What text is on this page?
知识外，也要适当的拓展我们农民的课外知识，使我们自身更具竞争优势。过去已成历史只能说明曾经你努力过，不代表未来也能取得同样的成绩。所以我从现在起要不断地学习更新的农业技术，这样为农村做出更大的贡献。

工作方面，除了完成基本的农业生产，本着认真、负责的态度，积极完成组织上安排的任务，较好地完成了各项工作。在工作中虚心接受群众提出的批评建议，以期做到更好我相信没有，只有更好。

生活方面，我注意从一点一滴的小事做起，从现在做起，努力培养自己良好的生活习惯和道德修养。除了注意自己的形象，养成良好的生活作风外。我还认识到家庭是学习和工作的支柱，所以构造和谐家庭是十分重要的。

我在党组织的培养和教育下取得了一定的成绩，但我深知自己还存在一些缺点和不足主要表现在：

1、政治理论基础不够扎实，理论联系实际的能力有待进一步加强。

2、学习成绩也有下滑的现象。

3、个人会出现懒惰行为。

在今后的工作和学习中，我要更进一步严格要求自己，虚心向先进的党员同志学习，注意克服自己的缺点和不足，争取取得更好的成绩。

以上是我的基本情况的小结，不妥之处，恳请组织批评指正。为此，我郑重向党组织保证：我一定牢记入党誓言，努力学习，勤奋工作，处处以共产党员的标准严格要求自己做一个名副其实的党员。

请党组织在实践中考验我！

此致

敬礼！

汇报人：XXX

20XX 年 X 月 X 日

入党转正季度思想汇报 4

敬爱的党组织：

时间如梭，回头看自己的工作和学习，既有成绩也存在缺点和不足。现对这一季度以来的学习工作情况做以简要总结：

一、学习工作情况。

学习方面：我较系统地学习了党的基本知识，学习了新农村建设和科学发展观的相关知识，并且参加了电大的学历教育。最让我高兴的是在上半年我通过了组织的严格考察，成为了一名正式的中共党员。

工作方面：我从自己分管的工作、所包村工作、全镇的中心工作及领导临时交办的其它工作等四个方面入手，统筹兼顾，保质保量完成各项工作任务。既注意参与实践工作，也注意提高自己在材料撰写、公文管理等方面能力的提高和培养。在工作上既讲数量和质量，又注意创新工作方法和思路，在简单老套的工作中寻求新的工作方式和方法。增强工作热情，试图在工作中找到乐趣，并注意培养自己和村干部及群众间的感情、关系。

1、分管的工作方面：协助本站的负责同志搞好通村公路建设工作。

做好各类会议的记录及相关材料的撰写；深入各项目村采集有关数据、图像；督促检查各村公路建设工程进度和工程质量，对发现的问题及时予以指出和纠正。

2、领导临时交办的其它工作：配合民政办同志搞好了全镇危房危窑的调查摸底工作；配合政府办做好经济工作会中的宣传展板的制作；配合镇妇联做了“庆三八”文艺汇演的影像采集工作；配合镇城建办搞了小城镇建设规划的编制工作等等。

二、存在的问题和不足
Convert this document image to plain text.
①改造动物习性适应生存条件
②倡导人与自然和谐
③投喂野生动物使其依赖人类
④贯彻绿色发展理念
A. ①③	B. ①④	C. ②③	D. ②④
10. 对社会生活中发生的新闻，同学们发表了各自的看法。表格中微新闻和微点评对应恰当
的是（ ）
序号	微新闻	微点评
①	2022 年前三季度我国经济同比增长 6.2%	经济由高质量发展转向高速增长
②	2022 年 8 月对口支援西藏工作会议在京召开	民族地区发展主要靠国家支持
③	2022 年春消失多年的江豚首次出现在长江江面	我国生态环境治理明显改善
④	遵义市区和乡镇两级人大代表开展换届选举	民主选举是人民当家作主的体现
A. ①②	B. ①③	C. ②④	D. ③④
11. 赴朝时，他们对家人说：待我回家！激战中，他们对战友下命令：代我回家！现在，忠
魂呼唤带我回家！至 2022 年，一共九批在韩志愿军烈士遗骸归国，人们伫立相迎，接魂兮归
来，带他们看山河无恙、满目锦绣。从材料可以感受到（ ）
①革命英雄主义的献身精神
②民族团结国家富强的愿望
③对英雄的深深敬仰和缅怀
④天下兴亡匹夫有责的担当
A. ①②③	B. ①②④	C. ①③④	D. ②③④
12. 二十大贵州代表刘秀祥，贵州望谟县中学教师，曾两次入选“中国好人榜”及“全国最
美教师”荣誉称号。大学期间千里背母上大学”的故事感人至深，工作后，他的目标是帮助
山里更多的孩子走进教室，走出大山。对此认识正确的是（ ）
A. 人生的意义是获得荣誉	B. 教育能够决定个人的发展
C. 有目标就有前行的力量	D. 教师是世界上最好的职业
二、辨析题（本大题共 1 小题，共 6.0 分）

### What you need to do
Work out how many lines of the listing above include "text". Answer with the number and nothing more.

### Response to the task
2